ENTRIES start
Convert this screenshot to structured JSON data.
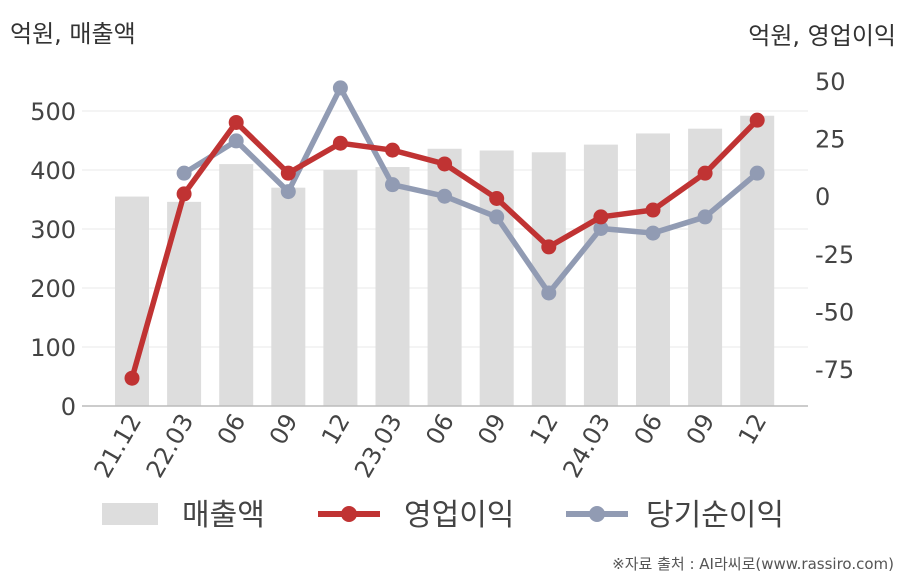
{
  "chart_data": {
    "type": "bar+line",
    "left_axis_unit": "억원, 매출액",
    "right_axis_unit": "억원, 영업이익",
    "categories": [
      "21.12",
      "22.03",
      "06",
      "09",
      "12",
      "23.03",
      "06",
      "09",
      "12",
      "24.03",
      "06",
      "09",
      "12"
    ],
    "left_axis": {
      "min": 0,
      "max": 550,
      "ticks": [
        0,
        100,
        200,
        300,
        400,
        500
      ]
    },
    "right_axis": {
      "min": -92,
      "max": 55,
      "ticks": [
        -75,
        -50,
        -25,
        0,
        25,
        50
      ]
    },
    "series": [
      {
        "name": "매출액",
        "kind": "bar",
        "axis": "left",
        "color": "#dddddd",
        "values": [
          355,
          346,
          410,
          370,
          400,
          405,
          436,
          433,
          430,
          443,
          462,
          470,
          492
        ]
      },
      {
        "name": "영업이익",
        "kind": "line",
        "axis": "right",
        "color": "#c03333",
        "values": [
          -79,
          1,
          32,
          10,
          23,
          20,
          14,
          -1,
          -22,
          -9,
          -6,
          10,
          33
        ]
      },
      {
        "name": "당기순이익",
        "kind": "line",
        "axis": "right",
        "color": "#919bb3",
        "values": [
          null,
          10,
          24,
          2,
          47,
          5,
          0,
          -9,
          -42,
          -14,
          -16,
          -9,
          10
        ]
      }
    ],
    "grid": "horizontal",
    "legend": "bottom"
  },
  "source": "※자료 출처 : AI라씨로(www.rassiro.com)"
}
ENTRIES end
=== WHAT THE TASK REQUIRES ===
Write out all the records again, exactly, minus any pictures.

=== ANSWER ===
Convert this screenshot to structured JSON data.
{
  "chart_data": {
    "type": "bar+line",
    "left_axis_unit": "억원, 매출액",
    "right_axis_unit": "억원, 영업이익",
    "categories": [
      "21.12",
      "22.03",
      "06",
      "09",
      "12",
      "23.03",
      "06",
      "09",
      "12",
      "24.03",
      "06",
      "09",
      "12"
    ],
    "left_axis": {
      "min": 0,
      "max": 550,
      "ticks": [
        0,
        100,
        200,
        300,
        400,
        500
      ]
    },
    "right_axis": {
      "min": -92,
      "max": 55,
      "ticks": [
        -75,
        -50,
        -25,
        0,
        25,
        50
      ]
    },
    "series": [
      {
        "name": "매출액",
        "kind": "bar",
        "axis": "left",
        "color": "#dddddd",
        "values": [
          355,
          346,
          410,
          370,
          400,
          405,
          436,
          433,
          430,
          443,
          462,
          470,
          492
        ]
      },
      {
        "name": "영업이익",
        "kind": "line",
        "axis": "right",
        "color": "#c03333",
        "values": [
          -79,
          1,
          32,
          10,
          23,
          20,
          14,
          -1,
          -22,
          -9,
          -6,
          10,
          33
        ]
      },
      {
        "name": "당기순이익",
        "kind": "line",
        "axis": "right",
        "color": "#919bb3",
        "values": [
          null,
          10,
          24,
          2,
          47,
          5,
          0,
          -9,
          -42,
          -14,
          -16,
          -9,
          10
        ]
      }
    ],
    "grid": "horizontal",
    "legend": "bottom"
  },
  "source": "※자료 출처 : AI라씨로(www.rassiro.com)"
}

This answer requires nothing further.